■ Task to complete: Quote all lines below exactly. Images stay out.

■ The data:

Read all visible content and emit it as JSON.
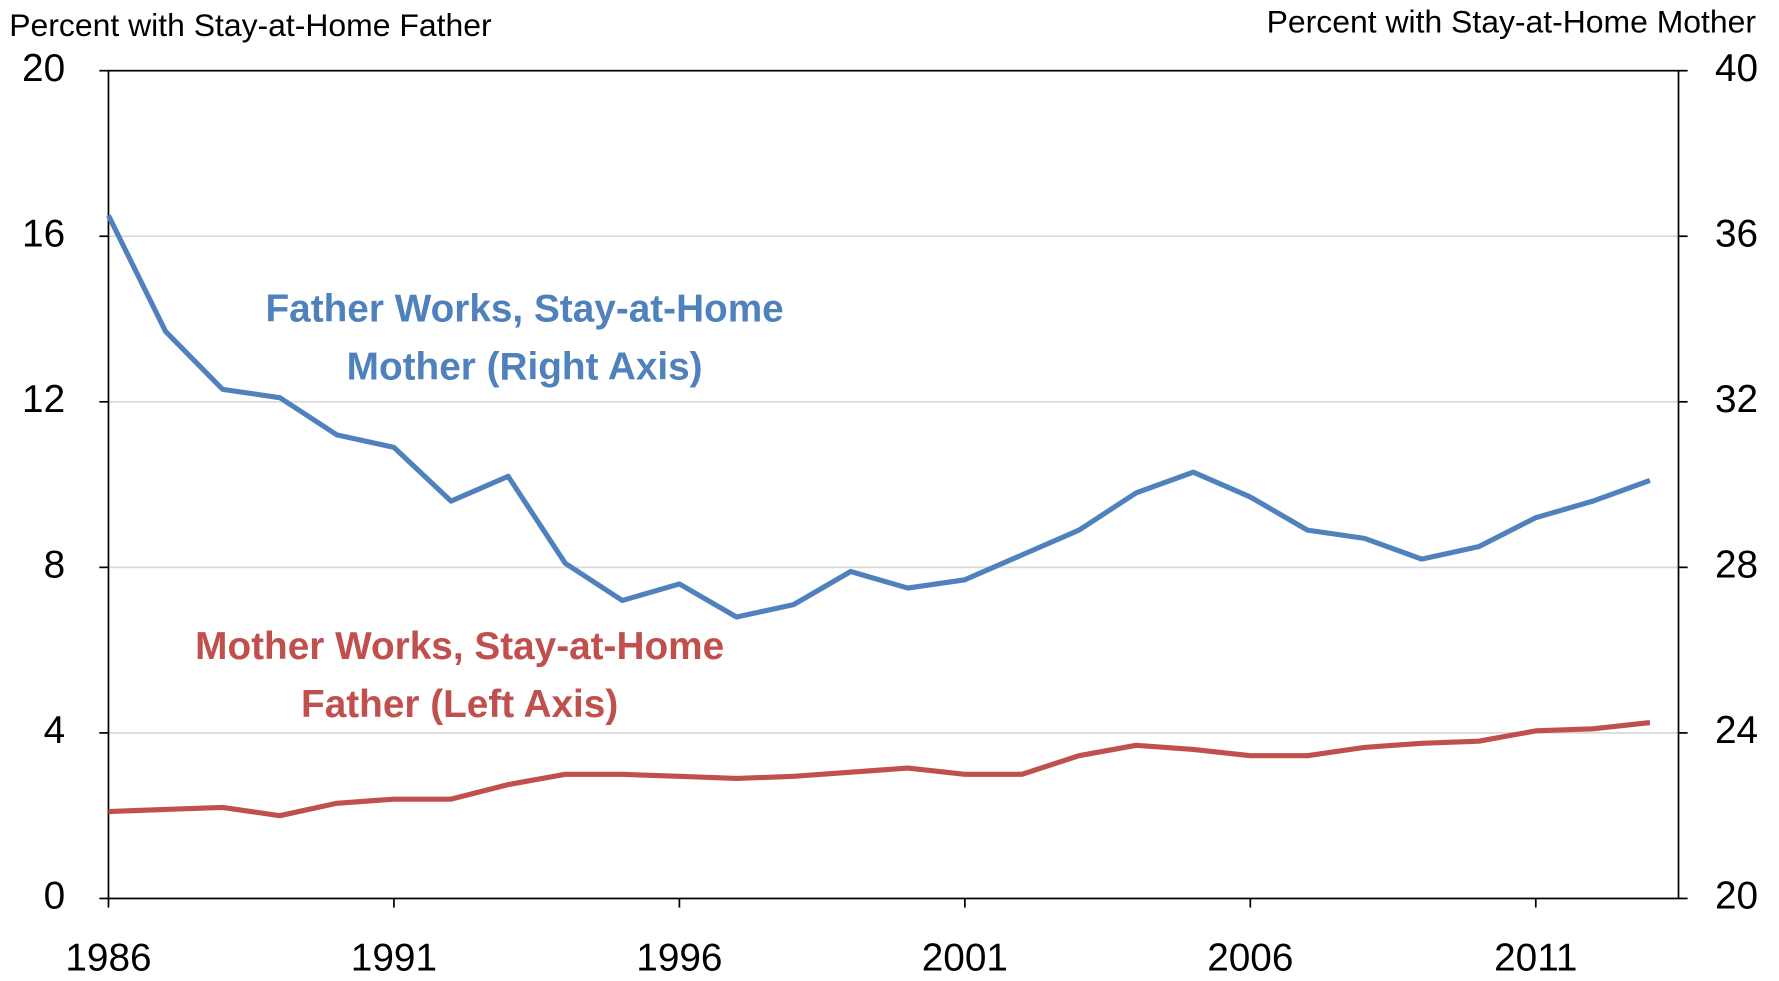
{
  "chart_data": {
    "type": "line",
    "ylabel": "Percent with Stay-at-Home Father",
    "y2label": "Percent with Stay-at-Home Mother",
    "x": [
      1986,
      1987,
      1988,
      1989,
      1990,
      1991,
      1992,
      1993,
      1994,
      1995,
      1996,
      1997,
      1998,
      1999,
      2000,
      2001,
      2002,
      2003,
      2004,
      2005,
      2006,
      2007,
      2008,
      2009,
      2010,
      2011,
      2012,
      2013
    ],
    "xlim": [
      1986,
      2013.5
    ],
    "xticks": [
      1986,
      1991,
      1996,
      2001,
      2006,
      2011
    ],
    "ylim": [
      0,
      20
    ],
    "yticks": [
      0,
      4,
      8,
      12,
      16,
      20
    ],
    "y2lim": [
      20,
      40
    ],
    "y2ticks": [
      20,
      24,
      28,
      32,
      36,
      40
    ],
    "grid": true,
    "series": [
      {
        "name": "Father Works, Stay-at-Home Mother (Right Axis)",
        "axis": "y2",
        "color": "#4f81bd",
        "values": [
          36.5,
          33.7,
          32.3,
          32.1,
          31.2,
          30.9,
          29.6,
          30.2,
          28.1,
          27.2,
          27.6,
          26.8,
          27.1,
          27.9,
          27.5,
          27.7,
          28.3,
          28.9,
          29.8,
          30.3,
          29.7,
          28.9,
          28.7,
          28.2,
          28.5,
          29.2,
          29.6,
          30.1
        ]
      },
      {
        "name": "Mother Works, Stay-at-Home Father (Left Axis)",
        "axis": "y",
        "color": "#c0504d",
        "values": [
          2.1,
          2.15,
          2.2,
          2.0,
          2.3,
          2.4,
          2.4,
          2.75,
          3.0,
          3.0,
          2.95,
          2.9,
          2.95,
          3.05,
          3.15,
          3.0,
          3.0,
          3.45,
          3.7,
          3.6,
          3.45,
          3.45,
          3.65,
          3.75,
          3.8,
          4.05,
          4.1,
          4.25
        ]
      }
    ],
    "annotations": [
      {
        "lines": [
          "Father Works, Stay-at-Home",
          "Mother (Right Axis)"
        ],
        "color": "#4f81bd"
      },
      {
        "lines": [
          "Mother Works, Stay-at-Home",
          "Father (Left Axis)"
        ],
        "color": "#c0504d"
      }
    ]
  }
}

■ Exercise solution:
Read all visible content and emit it as JSON.
{
  "chart_data": {
    "type": "line",
    "ylabel": "Percent with Stay-at-Home Father",
    "y2label": "Percent with Stay-at-Home Mother",
    "x": [
      1986,
      1987,
      1988,
      1989,
      1990,
      1991,
      1992,
      1993,
      1994,
      1995,
      1996,
      1997,
      1998,
      1999,
      2000,
      2001,
      2002,
      2003,
      2004,
      2005,
      2006,
      2007,
      2008,
      2009,
      2010,
      2011,
      2012,
      2013
    ],
    "xlim": [
      1986,
      2013.5
    ],
    "xticks": [
      1986,
      1991,
      1996,
      2001,
      2006,
      2011
    ],
    "ylim": [
      0,
      20
    ],
    "yticks": [
      0,
      4,
      8,
      12,
      16,
      20
    ],
    "y2lim": [
      20,
      40
    ],
    "y2ticks": [
      20,
      24,
      28,
      32,
      36,
      40
    ],
    "grid": true,
    "series": [
      {
        "name": "Father Works, Stay-at-Home Mother (Right Axis)",
        "axis": "y2",
        "color": "#4f81bd",
        "values": [
          36.5,
          33.7,
          32.3,
          32.1,
          31.2,
          30.9,
          29.6,
          30.2,
          28.1,
          27.2,
          27.6,
          26.8,
          27.1,
          27.9,
          27.5,
          27.7,
          28.3,
          28.9,
          29.8,
          30.3,
          29.7,
          28.9,
          28.7,
          28.2,
          28.5,
          29.2,
          29.6,
          30.1
        ]
      },
      {
        "name": "Mother Works, Stay-at-Home Father (Left Axis)",
        "axis": "y",
        "color": "#c0504d",
        "values": [
          2.1,
          2.15,
          2.2,
          2.0,
          2.3,
          2.4,
          2.4,
          2.75,
          3.0,
          3.0,
          2.95,
          2.9,
          2.95,
          3.05,
          3.15,
          3.0,
          3.0,
          3.45,
          3.7,
          3.6,
          3.45,
          3.45,
          3.65,
          3.75,
          3.8,
          4.05,
          4.1,
          4.25
        ]
      }
    ],
    "annotations": [
      {
        "lines": [
          "Father Works, Stay-at-Home",
          "Mother (Right Axis)"
        ],
        "color": "#4f81bd"
      },
      {
        "lines": [
          "Mother Works, Stay-at-Home",
          "Father (Left Axis)"
        ],
        "color": "#c0504d"
      }
    ]
  }
}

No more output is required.